● **To do**: Show each line from the listing that includes the word "Params".
-- begin Records to use --
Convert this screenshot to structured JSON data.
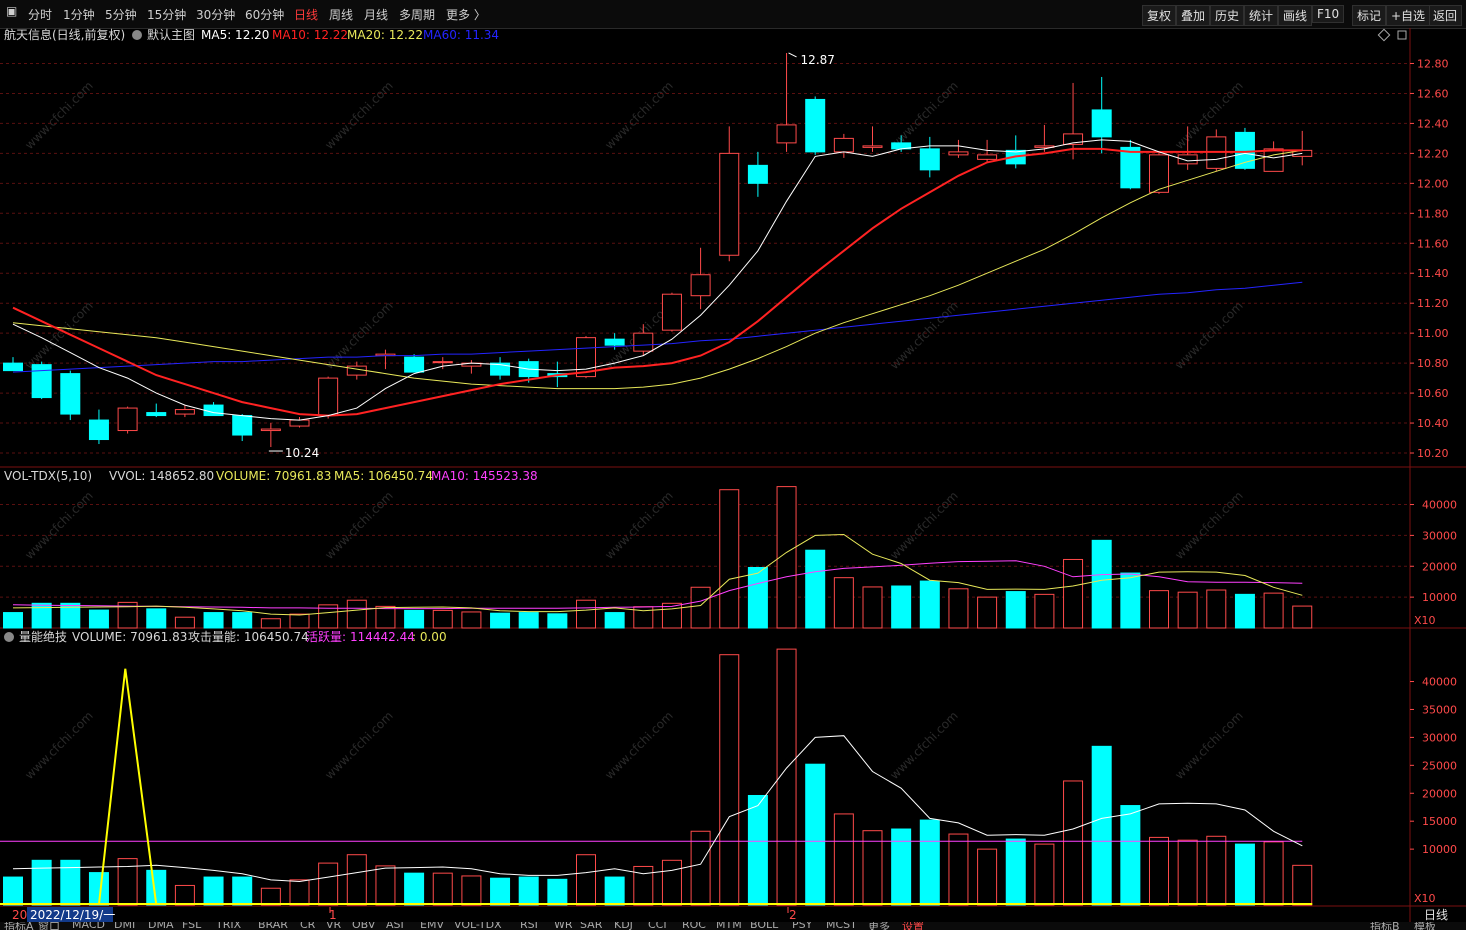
{
  "toolbar": {
    "periods": [
      "分时",
      "1分钟",
      "5分钟",
      "15分钟",
      "30分钟",
      "60分钟",
      "日线",
      "周线",
      "月线",
      "多周期",
      "更多 〉"
    ],
    "active_period": "日线",
    "right_buttons": [
      "复权",
      "叠加",
      "历史",
      "统计",
      "画线",
      "F10",
      "标记",
      "+自选",
      "返回"
    ]
  },
  "main_panel": {
    "stock_title": "航天信息(日线,前复权)",
    "chart_label": "默认主图",
    "ma5": "MA5: 12.20",
    "ma10": "MA10: 12.22",
    "ma20": "MA20: 12.22",
    "ma60": "MA60: 11.34",
    "high_marker": "12.87",
    "low_marker": "10.24",
    "y_ticks": [
      "12.80",
      "12.60",
      "12.40",
      "12.20",
      "12.00",
      "11.80",
      "11.60",
      "11.40",
      "11.20",
      "11.00",
      "10.80",
      "10.60",
      "10.40",
      "10.20"
    ]
  },
  "vol_panel": {
    "title": "VOL-TDX(5,10)",
    "vvol": "VVOL: 148652.80",
    "volume": "VOLUME: 70961.83",
    "ma5": "MA5: 106450.74",
    "ma10": "MA10: 145523.38",
    "y_ticks": [
      "40000",
      "30000",
      "20000",
      "10000"
    ],
    "unit": "X10"
  },
  "energy_panel": {
    "title": "量能绝技",
    "volume": "VOLUME: 70961.83",
    "attack": "攻击量能: 106450.74",
    "active_label": "活跃量: ",
    "active_value": "114442.44",
    "tail": ": 0.00",
    "y_ticks": [
      "40000",
      "35000",
      "30000",
      "25000",
      "20000",
      "15000",
      "10000"
    ],
    "unit": "X10"
  },
  "x_axis": {
    "left_edge": "20",
    "date_cursor": "2022/12/19/一",
    "mark_1": "1",
    "mark_2": "2",
    "period_label": "日线"
  },
  "bottom_tabs": [
    "指标A",
    "窗口",
    "MACD",
    "DMI",
    "DMA",
    "FSL",
    "TRIX",
    "BRAR",
    "CR",
    "VR",
    "OBV",
    "ASI",
    "EMV",
    "VOL-TDX",
    "RSI",
    "WR",
    "SAR",
    "KDJ",
    "CCI",
    "ROC",
    "MTM",
    "BOLL",
    "PSY",
    "MCST",
    "更多",
    "设置"
  ],
  "bottom_right": [
    "指标B",
    "模板"
  ],
  "watermark": "www.cfchi.com",
  "colors": {
    "up": "#ff4a4a",
    "down": "#00ffff",
    "ma5": "#ffffff",
    "ma10": "#ff2222",
    "ma20": "#e8e85a",
    "ma60": "#2424ff",
    "vol_ma10": "#ff40ff",
    "bg": "#000000"
  },
  "chart_data": {
    "type": "candlestick",
    "price_ylim": [
      10.1,
      12.93
    ],
    "candles": [
      {
        "o": 10.8,
        "h": 10.84,
        "l": 10.75,
        "c": 10.75
      },
      {
        "o": 10.79,
        "h": 10.81,
        "l": 10.56,
        "c": 10.57
      },
      {
        "o": 10.73,
        "h": 10.75,
        "l": 10.42,
        "c": 10.46
      },
      {
        "o": 10.42,
        "h": 10.49,
        "l": 10.26,
        "c": 10.29
      },
      {
        "o": 10.35,
        "h": 10.51,
        "l": 10.33,
        "c": 10.5
      },
      {
        "o": 10.47,
        "h": 10.53,
        "l": 10.44,
        "c": 10.45
      },
      {
        "o": 10.46,
        "h": 10.52,
        "l": 10.44,
        "c": 10.49
      },
      {
        "o": 10.52,
        "h": 10.54,
        "l": 10.45,
        "c": 10.45
      },
      {
        "o": 10.45,
        "h": 10.46,
        "l": 10.28,
        "c": 10.32
      },
      {
        "o": 10.35,
        "h": 10.4,
        "l": 10.24,
        "c": 10.36
      },
      {
        "o": 10.38,
        "h": 10.44,
        "l": 10.37,
        "c": 10.42
      },
      {
        "o": 10.45,
        "h": 10.71,
        "l": 10.43,
        "c": 10.7
      },
      {
        "o": 10.72,
        "h": 10.81,
        "l": 10.69,
        "c": 10.78
      },
      {
        "o": 10.85,
        "h": 10.89,
        "l": 10.76,
        "c": 10.86
      },
      {
        "o": 10.84,
        "h": 10.86,
        "l": 10.74,
        "c": 10.74
      },
      {
        "o": 10.81,
        "h": 10.84,
        "l": 10.76,
        "c": 10.81
      },
      {
        "o": 10.78,
        "h": 10.82,
        "l": 10.73,
        "c": 10.8
      },
      {
        "o": 10.8,
        "h": 10.84,
        "l": 10.69,
        "c": 10.72
      },
      {
        "o": 10.81,
        "h": 10.83,
        "l": 10.67,
        "c": 10.71
      },
      {
        "o": 10.73,
        "h": 10.81,
        "l": 10.64,
        "c": 10.71
      },
      {
        "o": 10.71,
        "h": 10.98,
        "l": 10.7,
        "c": 10.97
      },
      {
        "o": 10.96,
        "h": 11.0,
        "l": 10.89,
        "c": 10.92
      },
      {
        "o": 10.88,
        "h": 11.06,
        "l": 10.85,
        "c": 11.0
      },
      {
        "o": 11.02,
        "h": 11.27,
        "l": 11.01,
        "c": 11.26
      },
      {
        "o": 11.25,
        "h": 11.57,
        "l": 11.16,
        "c": 11.39
      },
      {
        "o": 11.52,
        "h": 12.38,
        "l": 11.48,
        "c": 12.2
      },
      {
        "o": 12.12,
        "h": 12.21,
        "l": 11.91,
        "c": 12.0
      },
      {
        "o": 12.27,
        "h": 12.87,
        "l": 12.21,
        "c": 12.39
      },
      {
        "o": 12.56,
        "h": 12.58,
        "l": 12.19,
        "c": 12.21
      },
      {
        "o": 12.21,
        "h": 12.33,
        "l": 12.17,
        "c": 12.3
      },
      {
        "o": 12.24,
        "h": 12.38,
        "l": 12.21,
        "c": 12.25
      },
      {
        "o": 12.27,
        "h": 12.32,
        "l": 12.21,
        "c": 12.23
      },
      {
        "o": 12.23,
        "h": 12.31,
        "l": 12.04,
        "c": 12.09
      },
      {
        "o": 12.19,
        "h": 12.29,
        "l": 12.17,
        "c": 12.21
      },
      {
        "o": 12.16,
        "h": 12.29,
        "l": 12.14,
        "c": 12.19
      },
      {
        "o": 12.22,
        "h": 12.32,
        "l": 12.1,
        "c": 12.13
      },
      {
        "o": 12.24,
        "h": 12.39,
        "l": 12.21,
        "c": 12.25
      },
      {
        "o": 12.26,
        "h": 12.67,
        "l": 12.16,
        "c": 12.33
      },
      {
        "o": 12.49,
        "h": 12.71,
        "l": 12.2,
        "c": 12.31
      },
      {
        "o": 12.24,
        "h": 12.29,
        "l": 11.96,
        "c": 11.97
      },
      {
        "o": 11.94,
        "h": 12.2,
        "l": 11.93,
        "c": 12.19
      },
      {
        "o": 12.13,
        "h": 12.38,
        "l": 12.09,
        "c": 12.19
      },
      {
        "o": 12.1,
        "h": 12.36,
        "l": 12.08,
        "c": 12.31
      },
      {
        "o": 12.34,
        "h": 12.37,
        "l": 12.09,
        "c": 12.1
      },
      {
        "o": 12.08,
        "h": 12.28,
        "l": 12.08,
        "c": 12.23
      },
      {
        "o": 12.18,
        "h": 12.35,
        "l": 12.12,
        "c": 12.22
      }
    ],
    "ma5": [
      11.06,
      10.97,
      10.87,
      10.77,
      10.7,
      10.6,
      10.52,
      10.47,
      10.45,
      10.43,
      10.42,
      10.45,
      10.5,
      10.63,
      10.73,
      10.78,
      10.8,
      10.79,
      10.76,
      10.75,
      10.76,
      10.8,
      10.85,
      10.96,
      11.12,
      11.32,
      11.55,
      11.88,
      12.18,
      12.21,
      12.18,
      12.23,
      12.25,
      12.25,
      12.22,
      12.21,
      12.23,
      12.27,
      12.29,
      12.28,
      12.21,
      12.15,
      12.16,
      12.2,
      12.17,
      12.2
    ],
    "ma10": [
      11.17,
      11.08,
      10.99,
      10.9,
      10.81,
      10.72,
      10.66,
      10.6,
      10.54,
      10.5,
      10.46,
      10.45,
      10.46,
      10.5,
      10.54,
      10.58,
      10.62,
      10.66,
      10.69,
      10.72,
      10.74,
      10.77,
      10.78,
      10.8,
      10.85,
      10.94,
      11.08,
      11.24,
      11.4,
      11.55,
      11.7,
      11.83,
      11.94,
      12.05,
      12.14,
      12.18,
      12.2,
      12.23,
      12.23,
      12.21,
      12.21,
      12.21,
      12.21,
      12.21,
      12.22,
      12.22
    ],
    "ma20": [
      11.07,
      11.05,
      11.03,
      11.01,
      10.99,
      10.97,
      10.94,
      10.91,
      10.88,
      10.85,
      10.82,
      10.79,
      10.76,
      10.73,
      10.7,
      10.68,
      10.66,
      10.65,
      10.64,
      10.63,
      10.63,
      10.63,
      10.64,
      10.66,
      10.7,
      10.76,
      10.83,
      10.91,
      11.0,
      11.07,
      11.13,
      11.19,
      11.25,
      11.32,
      11.4,
      11.48,
      11.56,
      11.66,
      11.77,
      11.87,
      11.96,
      12.02,
      12.08,
      12.14,
      12.19,
      12.22
    ],
    "ma60": [
      10.74,
      10.75,
      10.76,
      10.77,
      10.78,
      10.79,
      10.8,
      10.81,
      10.81,
      10.82,
      10.83,
      10.84,
      10.84,
      10.85,
      10.85,
      10.86,
      10.86,
      10.87,
      10.88,
      10.89,
      10.9,
      10.91,
      10.92,
      10.93,
      10.95,
      10.96,
      10.98,
      11.0,
      11.02,
      11.04,
      11.06,
      11.08,
      11.1,
      11.12,
      11.14,
      11.16,
      11.18,
      11.2,
      11.22,
      11.24,
      11.26,
      11.27,
      11.29,
      11.3,
      11.32,
      11.34
    ],
    "volume": [
      5000,
      8000,
      8000,
      5800,
      8300,
      6200,
      3500,
      5000,
      5000,
      3000,
      4500,
      7500,
      9000,
      7000,
      5700,
      5700,
      5200,
      4800,
      5000,
      4600,
      9000,
      5000,
      6900,
      8000,
      13200,
      44800,
      19600,
      45800,
      25200,
      16300,
      13300,
      13600,
      15200,
      12700,
      10000,
      11800,
      10900,
      22200,
      28400,
      17800,
      12100,
      11600,
      12300,
      10900,
      11300,
      7100
    ],
    "vol_ma5": [
      6500,
      6600,
      6700,
      6800,
      6900,
      7100,
      6700,
      6200,
      5600,
      4500,
      4200,
      5000,
      5800,
      6600,
      6700,
      6800,
      6500,
      5600,
      5300,
      5300,
      5800,
      6500,
      5600,
      6200,
      7300,
      15800,
      17800,
      24500,
      30000,
      30300,
      23900,
      20900,
      15500,
      14700,
      12500,
      12600,
      12500,
      13600,
      15500,
      16300,
      18100,
      18200,
      18100,
      17000,
      13200,
      10600
    ],
    "vol_ma10": [
      7500,
      7400,
      7300,
      7200,
      7100,
      7000,
      6900,
      6800,
      6700,
      6500,
      6500,
      6400,
      6400,
      6300,
      6300,
      6300,
      6400,
      6400,
      6400,
      6400,
      6500,
      6700,
      6800,
      7000,
      8700,
      12100,
      14400,
      16600,
      18200,
      19300,
      19800,
      20300,
      21000,
      21500,
      21600,
      21800,
      20000,
      16600,
      17300,
      17500,
      16600,
      15000,
      14800,
      14800,
      14700,
      14500
    ],
    "vol_ylim": [
      0,
      46000
    ],
    "energy_ylim": [
      0,
      46000
    ],
    "energy_active": 11400,
    "energy_spike": {
      "index": 4,
      "value": 42300
    }
  }
}
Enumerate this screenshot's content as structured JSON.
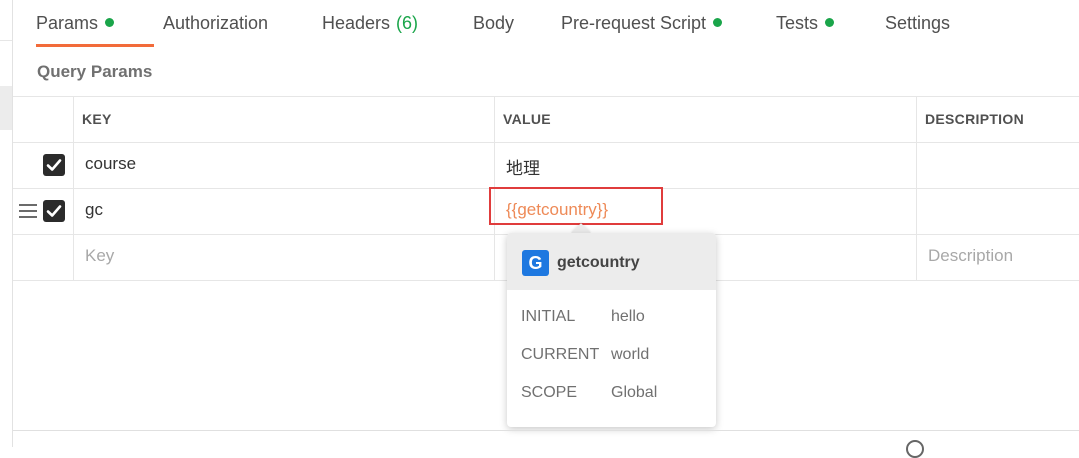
{
  "tabs": [
    {
      "label": "Params",
      "dot": true
    },
    {
      "label": "Authorization"
    },
    {
      "label": "Headers",
      "count": "(6)"
    },
    {
      "label": "Body"
    },
    {
      "label": "Pre-request Script",
      "dot": true
    },
    {
      "label": "Tests",
      "dot": true
    },
    {
      "label": "Settings"
    }
  ],
  "colors": {
    "active_tab_underline": "#f26b3a",
    "status_dot": "#1aa54a",
    "variable_text": "#ee8a57",
    "highlight_box": "#e03c3c",
    "badge": "#1e78e0"
  },
  "section_title": "Query Params",
  "table": {
    "headers": {
      "key": "KEY",
      "value": "VALUE",
      "description": "DESCRIPTION"
    },
    "rows": [
      {
        "checked": true,
        "key": "course",
        "value": "地理",
        "description": ""
      },
      {
        "checked": true,
        "key": "gc",
        "value": "{{getcountry}}",
        "description": ""
      }
    ],
    "new_row": {
      "key_placeholder": "Key",
      "description_placeholder": "Description"
    }
  },
  "popup": {
    "badge": "G",
    "name": "getcountry",
    "rows": [
      {
        "label": "INITIAL",
        "value": "hello"
      },
      {
        "label": "CURRENT",
        "value": "world"
      },
      {
        "label": "SCOPE",
        "value": "Global"
      }
    ]
  }
}
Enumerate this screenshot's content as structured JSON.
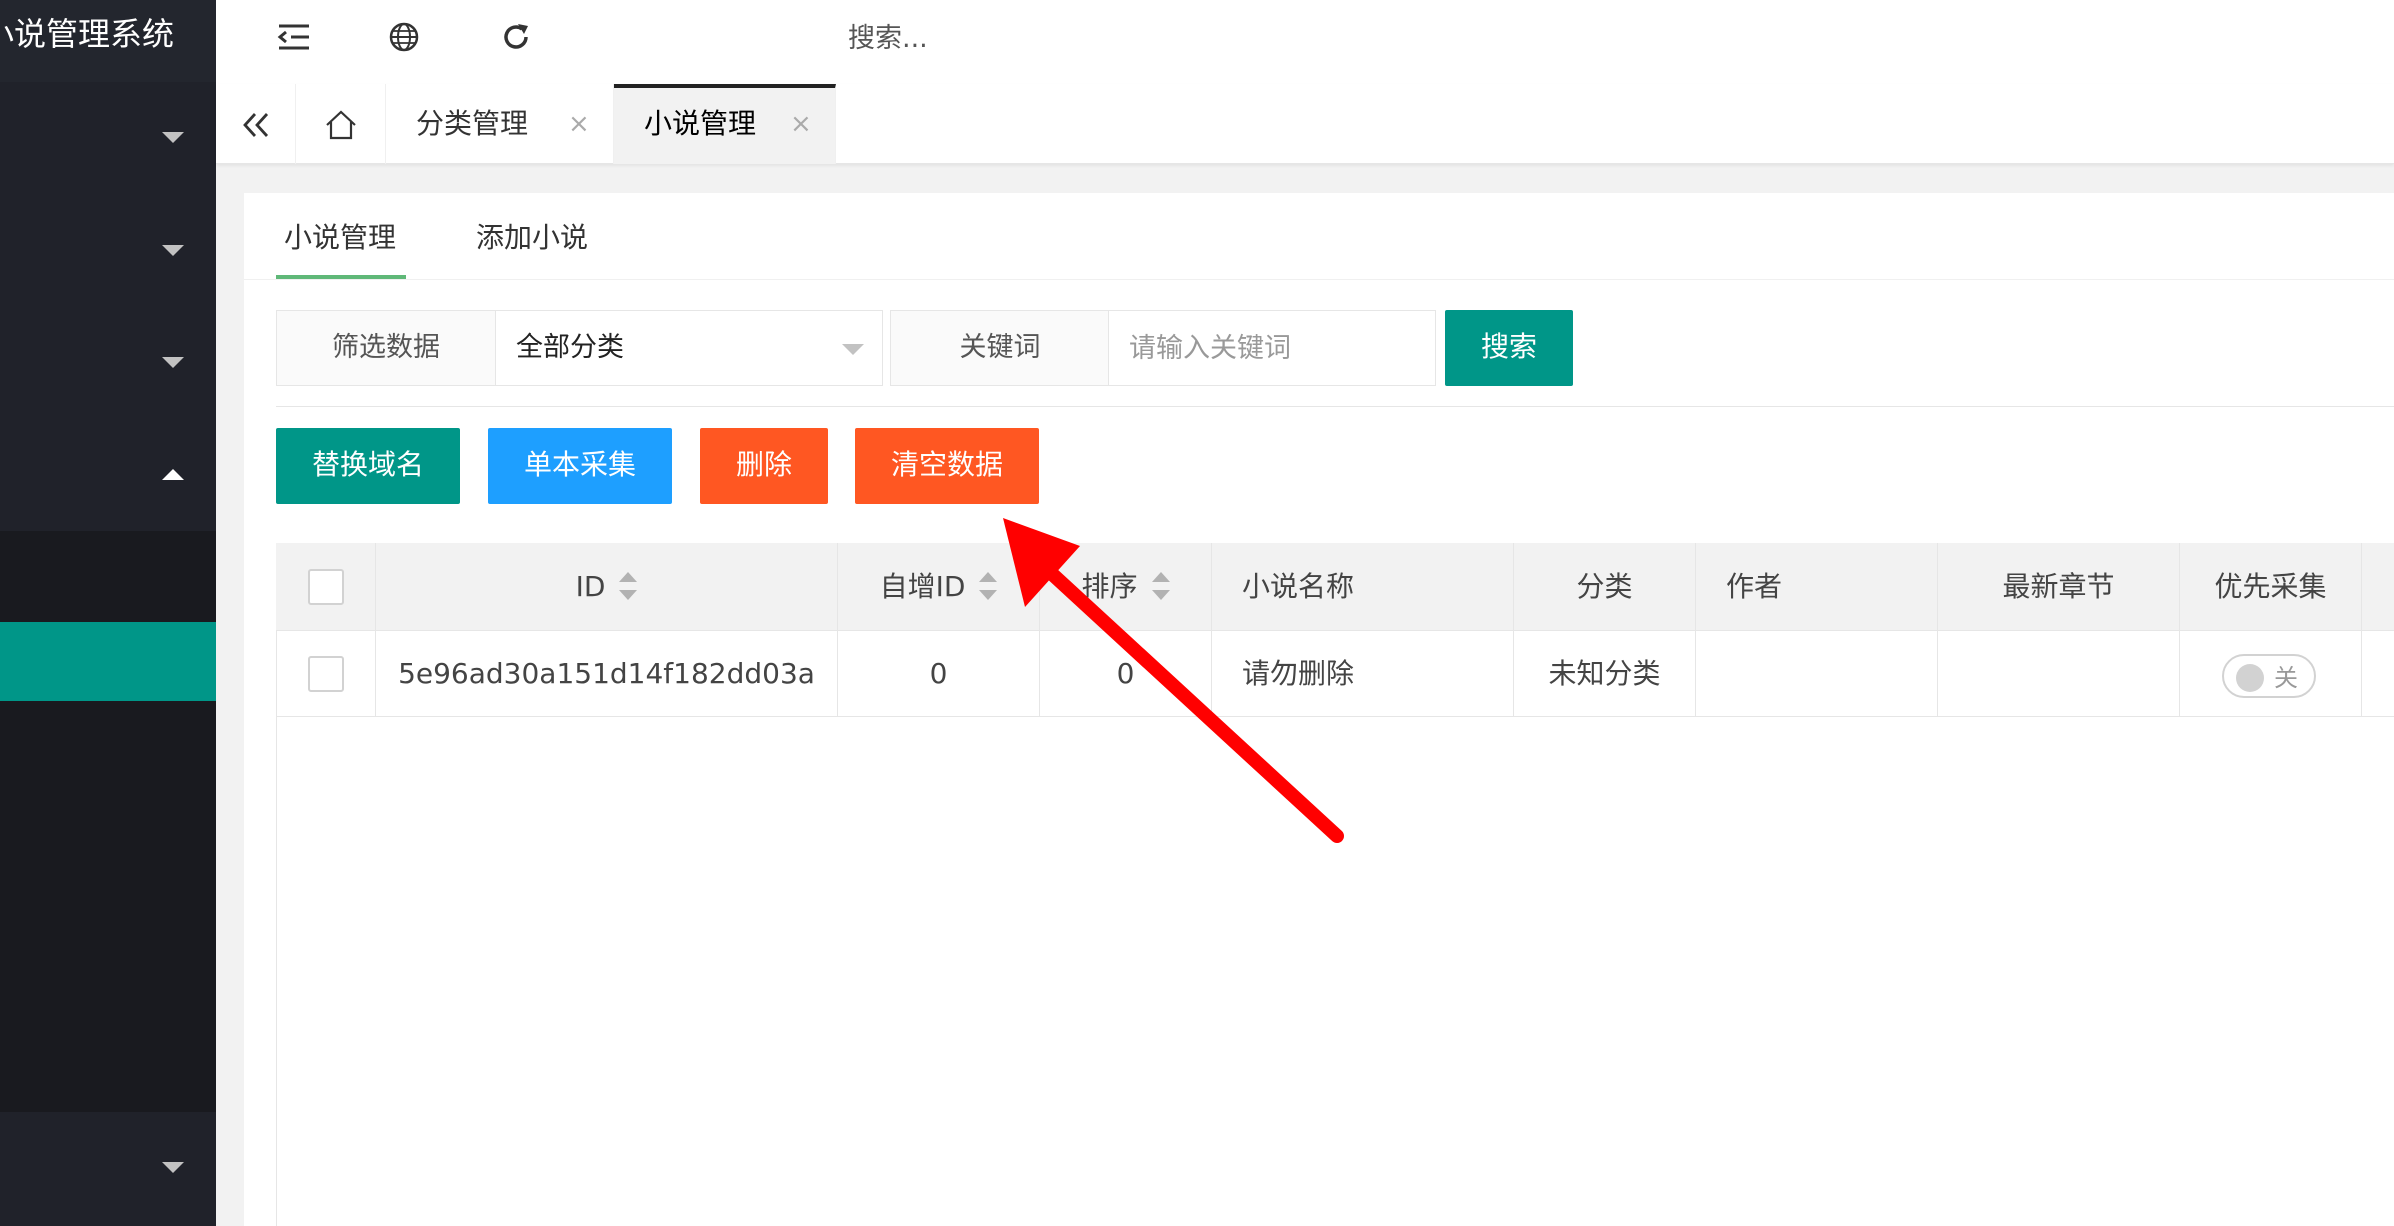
-- end Records to use --
● **Response to the exercise**:
      "label": "Params",
  "section_title": "Query Params",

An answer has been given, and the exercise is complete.